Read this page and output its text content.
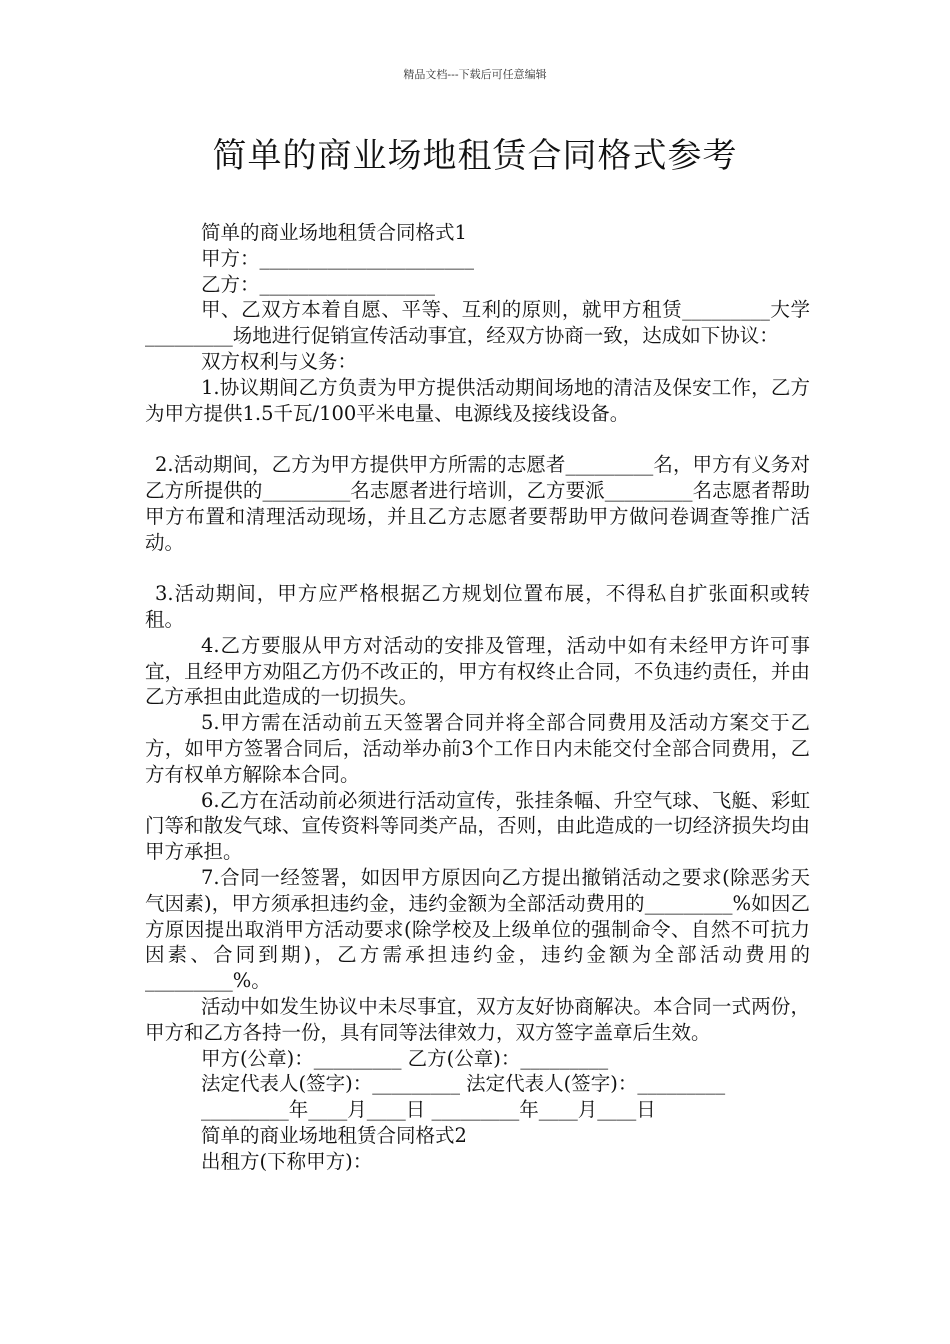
精品文档---下载后可任意编辑
简单的商业场地租赁合同格式参考

简单的商业场地租赁合同格式1

甲方：______________________

乙方：__________________

甲、乙双方本着自愿、平等、互利的原则，就甲方租赁_________大学_________场地进行促销宣传活动事宜，经双方协商一致，达成如下协议：

双方权利与义务：

1.协议期间乙方负责为甲方提供活动期间场地的清洁及保安工作，乙方为甲方提供1.5千瓦/100平米电量、电源线及接线设备。

2.活动期间，乙方为甲方提供甲方所需的志愿者_________名，甲方有义务对乙方所提供的_________名志愿者进行培训，乙方要派_________名志愿者帮助甲方布置和清理活动现场，并且乙方志愿者要帮助甲方做问卷调查等推广活动。

3.活动期间，甲方应严格根据乙方规划位置布展，不得私自扩张面积或转租。

4.乙方要服从甲方对活动的安排及管理，活动中如有未经甲方许可事宜，且经甲方劝阻乙方仍不改正的，甲方有权终止合同，不负违约责任，并由乙方承担由此造成的一切损失。

5.甲方需在活动前五天签署合同并将全部合同费用及活动方案交于乙方，如甲方签署合同后，活动举办前3个工作日内未能交付全部合同费用，乙方有权单方解除本合同。

6.乙方在活动前必须进行活动宣传，张挂条幅、升空气球、飞艇、彩虹门等和散发气球、宣传资料等同类产品，否则，由此造成的一切经济损失均由甲方承担。

7.合同一经签署，如因甲方原因向乙方提出撤销活动之要求(除恶劣天气因素)，甲方须承担违约金，违约金额为全部活动费用的_________%如因乙方原因提出取消甲方活动要求(除学校及上级单位的强制命令、自然不可抗力因素、合同到期)，乙方需承担违约金，违约金额为全部活动费用的_________%。

活动中如发生协议中未尽事宜，双方友好协商解决。本合同一式两份，甲方和乙方各持一份，具有同等法律效力，双方签字盖章后生效。

甲方(公章)：_________ 乙方(公章)：_________

法定代表人(签字)：_________ 法定代表人(签字)：_________

_________年____月____日 _________年____月____日

简单的商业场地租赁合同格式2

出租方(下称甲方)：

- **WHAT THE EXERCISE ASKS**
Your job is to transcribe the entries above exactly; skip the pictures.

- **EXERCISE ANSWER**
Read this page and output its text content.
精品文档---下载后可任意编辑
简单的商业场地租赁合同格式参考

简单的商业场地租赁合同格式1

甲方：______________________

乙方：__________________

甲、乙双方本着自愿、平等、互利的原则，就甲方租赁_________大学_________场地进行促销宣传活动事宜，经双方协商一致，达成如下协议：

双方权利与义务：

1.协议期间乙方负责为甲方提供活动期间场地的清洁及保安工作，乙方为甲方提供1.5千瓦/100平米电量、电源线及接线设备。

2.活动期间，乙方为甲方提供甲方所需的志愿者_________名，甲方有义务对乙方所提供的_________名志愿者进行培训，乙方要派_________名志愿者帮助甲方布置和清理活动现场，并且乙方志愿者要帮助甲方做问卷调查等推广活动。

3.活动期间，甲方应严格根据乙方规划位置布展，不得私自扩张面积或转租。

4.乙方要服从甲方对活动的安排及管理，活动中如有未经甲方许可事宜，且经甲方劝阻乙方仍不改正的，甲方有权终止合同，不负违约责任，并由乙方承担由此造成的一切损失。

5.甲方需在活动前五天签署合同并将全部合同费用及活动方案交于乙方，如甲方签署合同后，活动举办前3个工作日内未能交付全部合同费用，乙方有权单方解除本合同。

6.乙方在活动前必须进行活动宣传，张挂条幅、升空气球、飞艇、彩虹门等和散发气球、宣传资料等同类产品，否则，由此造成的一切经济损失均由甲方承担。

7.合同一经签署，如因甲方原因向乙方提出撤销活动之要求(除恶劣天气因素)，甲方须承担违约金，违约金额为全部活动费用的_________%如因乙方原因提出取消甲方活动要求(除学校及上级单位的强制命令、自然不可抗力因素、合同到期)，乙方需承担违约金，违约金额为全部活动费用的_________%。

活动中如发生协议中未尽事宜，双方友好协商解决。本合同一式两份，甲方和乙方各持一份，具有同等法律效力，双方签字盖章后生效。

甲方(公章)：_________ 乙方(公章)：_________

法定代表人(签字)：_________ 法定代表人(签字)：_________

_________年____月____日 _________年____月____日

简单的商业场地租赁合同格式2

出租方(下称甲方)：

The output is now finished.